▶ **Material for the task**:
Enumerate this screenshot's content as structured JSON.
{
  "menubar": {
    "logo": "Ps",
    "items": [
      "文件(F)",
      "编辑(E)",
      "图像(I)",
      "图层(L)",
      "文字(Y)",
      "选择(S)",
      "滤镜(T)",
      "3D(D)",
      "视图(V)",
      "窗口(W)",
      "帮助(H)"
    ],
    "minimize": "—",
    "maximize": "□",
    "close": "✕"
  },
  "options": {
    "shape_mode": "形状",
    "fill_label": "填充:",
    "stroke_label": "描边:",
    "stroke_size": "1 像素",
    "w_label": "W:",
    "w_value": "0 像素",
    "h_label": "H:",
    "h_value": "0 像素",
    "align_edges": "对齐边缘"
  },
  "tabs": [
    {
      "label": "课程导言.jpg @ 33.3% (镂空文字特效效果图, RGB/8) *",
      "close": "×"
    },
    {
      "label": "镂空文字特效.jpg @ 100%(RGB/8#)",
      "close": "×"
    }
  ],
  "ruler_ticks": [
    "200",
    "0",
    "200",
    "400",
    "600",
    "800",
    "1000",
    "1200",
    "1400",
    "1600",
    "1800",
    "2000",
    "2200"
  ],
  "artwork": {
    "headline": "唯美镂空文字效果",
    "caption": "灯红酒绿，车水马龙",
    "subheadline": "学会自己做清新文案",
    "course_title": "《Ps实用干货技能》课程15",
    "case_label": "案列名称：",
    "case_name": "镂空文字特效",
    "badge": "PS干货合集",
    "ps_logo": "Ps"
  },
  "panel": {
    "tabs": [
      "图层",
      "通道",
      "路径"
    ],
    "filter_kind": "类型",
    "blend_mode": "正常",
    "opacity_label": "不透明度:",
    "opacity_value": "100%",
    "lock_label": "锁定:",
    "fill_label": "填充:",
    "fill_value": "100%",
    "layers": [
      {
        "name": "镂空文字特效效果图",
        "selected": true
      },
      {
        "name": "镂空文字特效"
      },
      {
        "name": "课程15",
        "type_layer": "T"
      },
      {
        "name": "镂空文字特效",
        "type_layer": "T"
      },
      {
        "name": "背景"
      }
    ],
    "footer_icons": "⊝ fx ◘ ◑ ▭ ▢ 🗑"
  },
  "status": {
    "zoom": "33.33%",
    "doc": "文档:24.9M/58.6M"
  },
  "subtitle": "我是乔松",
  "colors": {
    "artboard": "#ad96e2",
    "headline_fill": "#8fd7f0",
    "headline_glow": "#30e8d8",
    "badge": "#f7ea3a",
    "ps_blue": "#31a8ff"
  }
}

▶ **Task instructions**:
Show all lines from the listing above in which "镂空文字特效效果图" appears.

▶ **Full output**:
      "label": "课程导言.jpg @ 33.3% (镂空文字特效效果图, RGB/8) *",
        "name": "镂空文字特效效果图",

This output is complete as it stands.